» Задания:
1) Перечислите по порядку все виды жилья, в которых основатели кибуца жили в первые годы согласно тексту о «Гешер-а-Зиве».
2) Извлеките из текста о «Гешер-а-Зиве» всё, начиная со слов «Билл Кофски, сдержанный, умный, ему» и вниз до слов «всегда удается выкроить.».

Седер в «Гешер-а-Зиве» замечательно вел Билл Кофски из Монреаля. После трапезы сделали перерыв на час – это дало возможность уложить детей спать и убрать со стола. Меня пригласила к себе на кофе с пирожными американская чета. Жена Давида сказала:

– Есть вещи, которые нельзя осовременить. И знаете, чего мне здесь недостает? Отцовских шуток.

Давид и его жена трудились, не зная отдыха. Я спросил: не досадуют ли они на наезжающих нахлебников вроде меня.

– Да нет, если они не снимают кино в столовой, мы ничего против них не имеем. Мы им что – обезьяны в зоопарке?

Билл Кофски, сдержанный, умный, ему хорошо за тридцать, – старожил «Гешер-а-Зива», он здесь с 1949-го, с основания кибуца. Жена у него американка, у них двое детей. В «Гешер-а-Зиве» дети живут вместе с родителями – это серьезное отступление от традиционного распорядка кибуцной жизни, за их опытом пристально следят другие кибуцы.

– Первоначально, – сказал Кофски, – считалось, что мы должны создать нового человека для нового общества, а раз так, детей необходимо обособить от родителей: ведь у тех ментальность людей, выросших в гетто. Мы могли бы, сами того не желая, испортить детей. Лучше предоставить их воспитание учителям. Тем не менее почему-то, – сказал Кофски, подкидывая сидящего на его коленях ребенка, – ничего из этого не вышло. Другие кибуцы хотели бы последовать нашему примеру, но им потребовалось бы пристроить дополнительные комнаты, а деньги не всегда удается выкроить.

Сто двадцать основателей «Гешер-а-Зива» первый год ютились в палатках. На другой год – им все еще приходилось расчищать поля, так что ни о каком доходе и речи быть не могло, – они переселились во времянки, а еще через год заняли деньги и построили настоящие дома.

» Исходные данные:

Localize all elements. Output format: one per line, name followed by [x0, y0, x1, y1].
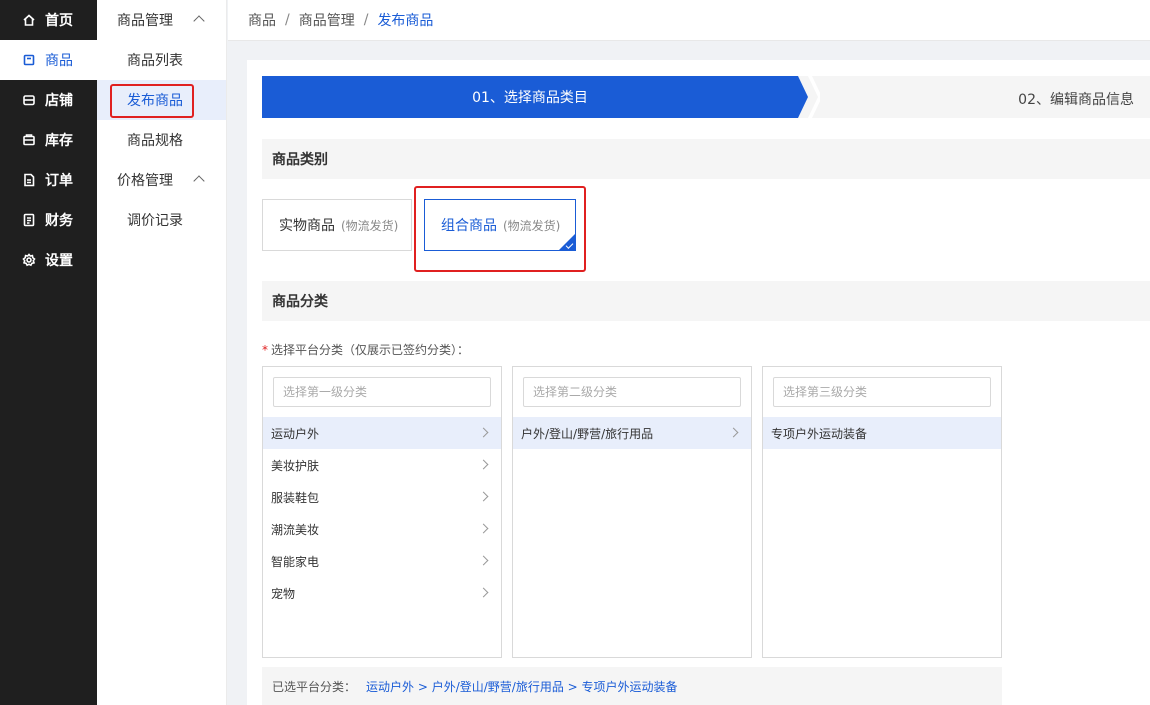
...
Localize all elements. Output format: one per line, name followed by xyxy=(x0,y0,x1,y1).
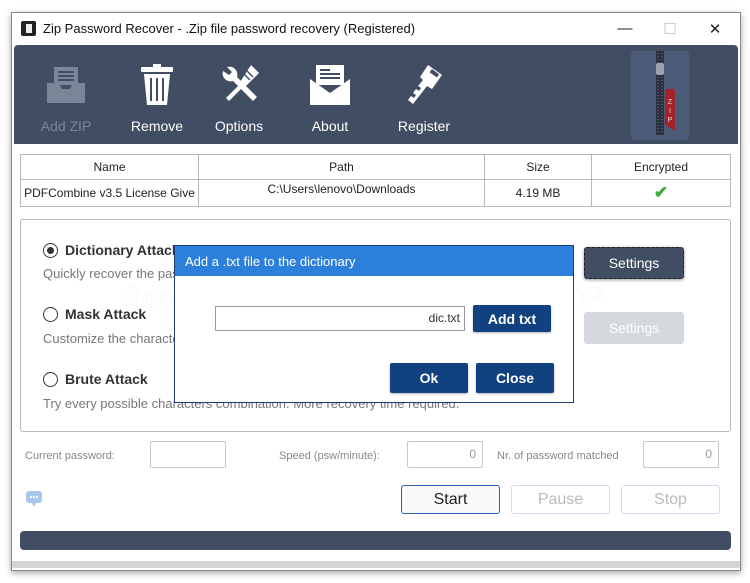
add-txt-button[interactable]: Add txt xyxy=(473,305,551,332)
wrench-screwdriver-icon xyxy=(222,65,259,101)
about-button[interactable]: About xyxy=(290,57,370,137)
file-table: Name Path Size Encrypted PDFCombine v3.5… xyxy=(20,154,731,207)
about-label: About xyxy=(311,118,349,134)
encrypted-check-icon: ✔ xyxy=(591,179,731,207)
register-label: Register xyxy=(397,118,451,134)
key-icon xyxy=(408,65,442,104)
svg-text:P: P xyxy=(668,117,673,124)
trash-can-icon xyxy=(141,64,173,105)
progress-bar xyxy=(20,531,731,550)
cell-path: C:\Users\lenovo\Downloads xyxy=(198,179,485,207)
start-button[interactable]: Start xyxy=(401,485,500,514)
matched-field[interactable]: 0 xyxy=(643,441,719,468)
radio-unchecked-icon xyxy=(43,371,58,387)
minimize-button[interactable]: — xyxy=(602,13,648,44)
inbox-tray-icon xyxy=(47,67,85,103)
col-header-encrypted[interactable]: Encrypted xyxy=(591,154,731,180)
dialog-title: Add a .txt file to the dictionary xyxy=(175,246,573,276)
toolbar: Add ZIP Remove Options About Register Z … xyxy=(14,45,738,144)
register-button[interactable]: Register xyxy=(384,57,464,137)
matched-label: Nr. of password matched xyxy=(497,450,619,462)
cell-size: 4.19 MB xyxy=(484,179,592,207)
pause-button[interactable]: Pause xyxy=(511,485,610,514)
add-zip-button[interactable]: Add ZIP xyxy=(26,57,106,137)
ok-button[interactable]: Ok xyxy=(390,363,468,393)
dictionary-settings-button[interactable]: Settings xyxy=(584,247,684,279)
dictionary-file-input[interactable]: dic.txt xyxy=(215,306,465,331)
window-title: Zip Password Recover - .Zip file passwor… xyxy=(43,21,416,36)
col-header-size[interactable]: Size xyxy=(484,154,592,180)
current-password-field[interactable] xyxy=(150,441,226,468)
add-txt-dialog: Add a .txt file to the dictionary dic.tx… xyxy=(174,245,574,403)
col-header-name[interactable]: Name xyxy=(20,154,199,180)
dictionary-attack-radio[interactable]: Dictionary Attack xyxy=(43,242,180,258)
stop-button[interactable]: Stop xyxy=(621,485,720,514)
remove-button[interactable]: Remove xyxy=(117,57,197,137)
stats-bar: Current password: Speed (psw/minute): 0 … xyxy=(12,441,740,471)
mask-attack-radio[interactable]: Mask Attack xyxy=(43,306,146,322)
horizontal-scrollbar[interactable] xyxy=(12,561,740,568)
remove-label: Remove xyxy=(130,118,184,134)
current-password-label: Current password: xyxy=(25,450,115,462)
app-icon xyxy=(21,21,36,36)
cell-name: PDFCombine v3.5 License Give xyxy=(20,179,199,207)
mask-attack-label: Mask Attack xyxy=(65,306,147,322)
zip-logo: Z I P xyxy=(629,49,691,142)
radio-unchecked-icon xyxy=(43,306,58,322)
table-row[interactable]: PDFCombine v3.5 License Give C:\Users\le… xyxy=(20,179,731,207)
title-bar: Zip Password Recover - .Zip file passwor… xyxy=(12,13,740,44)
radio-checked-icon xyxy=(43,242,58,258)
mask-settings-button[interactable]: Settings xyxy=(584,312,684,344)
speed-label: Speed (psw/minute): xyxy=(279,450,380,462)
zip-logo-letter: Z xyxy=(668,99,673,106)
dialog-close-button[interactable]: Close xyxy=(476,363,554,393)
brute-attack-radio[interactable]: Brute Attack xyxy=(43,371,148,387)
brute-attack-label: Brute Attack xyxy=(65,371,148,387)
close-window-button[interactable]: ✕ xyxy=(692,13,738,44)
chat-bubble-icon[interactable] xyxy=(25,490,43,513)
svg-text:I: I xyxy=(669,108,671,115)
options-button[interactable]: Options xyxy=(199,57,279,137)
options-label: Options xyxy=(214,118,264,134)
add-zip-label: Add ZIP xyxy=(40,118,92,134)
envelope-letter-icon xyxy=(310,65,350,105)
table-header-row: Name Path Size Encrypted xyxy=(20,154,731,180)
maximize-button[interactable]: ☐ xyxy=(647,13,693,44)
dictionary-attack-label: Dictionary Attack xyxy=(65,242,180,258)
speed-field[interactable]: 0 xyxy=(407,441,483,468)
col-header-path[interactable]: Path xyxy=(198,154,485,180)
* * *
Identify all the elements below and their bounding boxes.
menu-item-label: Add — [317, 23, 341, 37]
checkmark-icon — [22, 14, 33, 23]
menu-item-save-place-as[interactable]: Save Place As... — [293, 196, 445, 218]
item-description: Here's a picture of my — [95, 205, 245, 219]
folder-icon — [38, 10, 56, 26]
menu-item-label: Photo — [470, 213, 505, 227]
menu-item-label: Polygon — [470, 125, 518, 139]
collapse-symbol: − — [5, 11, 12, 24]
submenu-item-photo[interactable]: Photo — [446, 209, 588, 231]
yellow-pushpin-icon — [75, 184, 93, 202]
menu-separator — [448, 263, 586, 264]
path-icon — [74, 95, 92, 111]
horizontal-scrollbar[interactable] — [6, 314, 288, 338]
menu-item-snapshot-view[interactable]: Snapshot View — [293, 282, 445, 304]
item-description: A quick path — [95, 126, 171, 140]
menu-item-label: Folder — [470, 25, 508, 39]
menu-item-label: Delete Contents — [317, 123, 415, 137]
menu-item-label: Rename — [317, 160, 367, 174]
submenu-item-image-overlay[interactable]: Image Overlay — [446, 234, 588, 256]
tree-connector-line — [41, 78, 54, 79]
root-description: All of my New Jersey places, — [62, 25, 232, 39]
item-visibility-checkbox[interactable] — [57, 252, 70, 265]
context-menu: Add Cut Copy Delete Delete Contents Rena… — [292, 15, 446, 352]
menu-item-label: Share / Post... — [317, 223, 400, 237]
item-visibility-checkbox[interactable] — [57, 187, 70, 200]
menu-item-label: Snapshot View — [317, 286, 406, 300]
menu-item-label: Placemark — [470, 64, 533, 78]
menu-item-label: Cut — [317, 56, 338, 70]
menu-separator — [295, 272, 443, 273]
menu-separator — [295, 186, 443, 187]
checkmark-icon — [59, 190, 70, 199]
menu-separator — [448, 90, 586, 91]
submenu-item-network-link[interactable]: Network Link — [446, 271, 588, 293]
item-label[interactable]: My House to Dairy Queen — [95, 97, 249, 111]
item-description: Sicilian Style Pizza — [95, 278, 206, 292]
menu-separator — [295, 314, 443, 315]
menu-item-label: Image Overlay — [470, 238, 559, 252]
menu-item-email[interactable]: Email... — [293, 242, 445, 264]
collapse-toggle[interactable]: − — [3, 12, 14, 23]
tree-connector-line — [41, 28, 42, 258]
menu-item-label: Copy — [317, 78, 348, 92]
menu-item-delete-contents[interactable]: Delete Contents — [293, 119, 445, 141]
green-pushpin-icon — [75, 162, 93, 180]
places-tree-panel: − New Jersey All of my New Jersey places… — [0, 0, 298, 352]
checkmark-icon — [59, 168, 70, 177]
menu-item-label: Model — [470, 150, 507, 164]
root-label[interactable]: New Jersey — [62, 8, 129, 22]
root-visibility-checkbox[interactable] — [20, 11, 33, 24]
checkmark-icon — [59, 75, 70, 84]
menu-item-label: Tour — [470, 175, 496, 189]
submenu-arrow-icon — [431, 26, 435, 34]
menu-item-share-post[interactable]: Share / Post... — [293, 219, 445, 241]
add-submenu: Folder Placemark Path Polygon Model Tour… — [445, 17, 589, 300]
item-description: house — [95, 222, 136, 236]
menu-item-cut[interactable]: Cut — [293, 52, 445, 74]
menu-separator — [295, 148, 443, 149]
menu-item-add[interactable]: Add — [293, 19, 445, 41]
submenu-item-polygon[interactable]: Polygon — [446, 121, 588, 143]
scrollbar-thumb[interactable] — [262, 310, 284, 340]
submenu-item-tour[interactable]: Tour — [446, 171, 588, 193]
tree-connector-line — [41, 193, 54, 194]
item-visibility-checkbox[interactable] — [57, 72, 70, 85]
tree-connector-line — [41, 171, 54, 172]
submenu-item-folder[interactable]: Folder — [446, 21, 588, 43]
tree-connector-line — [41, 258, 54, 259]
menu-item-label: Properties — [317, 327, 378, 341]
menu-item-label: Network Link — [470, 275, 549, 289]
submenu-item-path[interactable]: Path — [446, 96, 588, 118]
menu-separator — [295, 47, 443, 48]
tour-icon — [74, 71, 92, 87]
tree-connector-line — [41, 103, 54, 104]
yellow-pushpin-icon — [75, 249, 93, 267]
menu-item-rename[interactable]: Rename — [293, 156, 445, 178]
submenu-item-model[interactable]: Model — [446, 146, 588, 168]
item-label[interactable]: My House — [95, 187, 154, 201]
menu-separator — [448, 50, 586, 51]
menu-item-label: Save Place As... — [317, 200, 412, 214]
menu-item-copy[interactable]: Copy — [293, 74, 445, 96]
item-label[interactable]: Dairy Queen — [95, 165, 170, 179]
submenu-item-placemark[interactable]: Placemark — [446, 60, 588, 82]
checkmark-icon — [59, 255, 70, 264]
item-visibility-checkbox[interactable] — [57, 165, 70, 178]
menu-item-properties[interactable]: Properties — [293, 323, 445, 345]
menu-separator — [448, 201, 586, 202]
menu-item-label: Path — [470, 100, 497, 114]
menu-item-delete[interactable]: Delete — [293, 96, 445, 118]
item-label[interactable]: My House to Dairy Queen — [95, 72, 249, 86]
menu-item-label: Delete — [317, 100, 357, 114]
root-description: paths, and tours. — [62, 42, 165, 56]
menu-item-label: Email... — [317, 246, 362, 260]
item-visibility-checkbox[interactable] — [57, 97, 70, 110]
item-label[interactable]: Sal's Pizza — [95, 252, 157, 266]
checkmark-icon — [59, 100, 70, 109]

» Результаты по порядку:
1) Палатки, времянки, настоящие дома.

2)
Билл Кофски, сдержанный, умный, ему хорошо за тридцать, – старожил «Гешер-а-Зива», он здесь с 1949-го, с основания кибуца. Жена у него американка, у них двое детей. В «Гешер-а-Зиве» дети живут вместе с родителями – это серьезное отступление от традиционного распорядка кибуцной жизни, за их опытом пристально следят другие кибуцы.

– Первоначально, – сказал Кофски, – считалось, что мы должны создать нового человека для нового общества, а раз так, детей необходимо обособить от родителей: ведь у тех ментальность людей, выросших в гетто. Мы могли бы, сами того не желая, испортить детей. Лучше предоставить их воспитание учителям. Тем не менее почему-то, – сказал Кофски, подкидывая сидящего на его коленях ребенка, – ничего из этого не вышло. Другие кибуцы хотели бы последовать нашему примеру, но им потребовалось бы пристроить дополнительные комнаты, а деньги не всегда удается выкроить.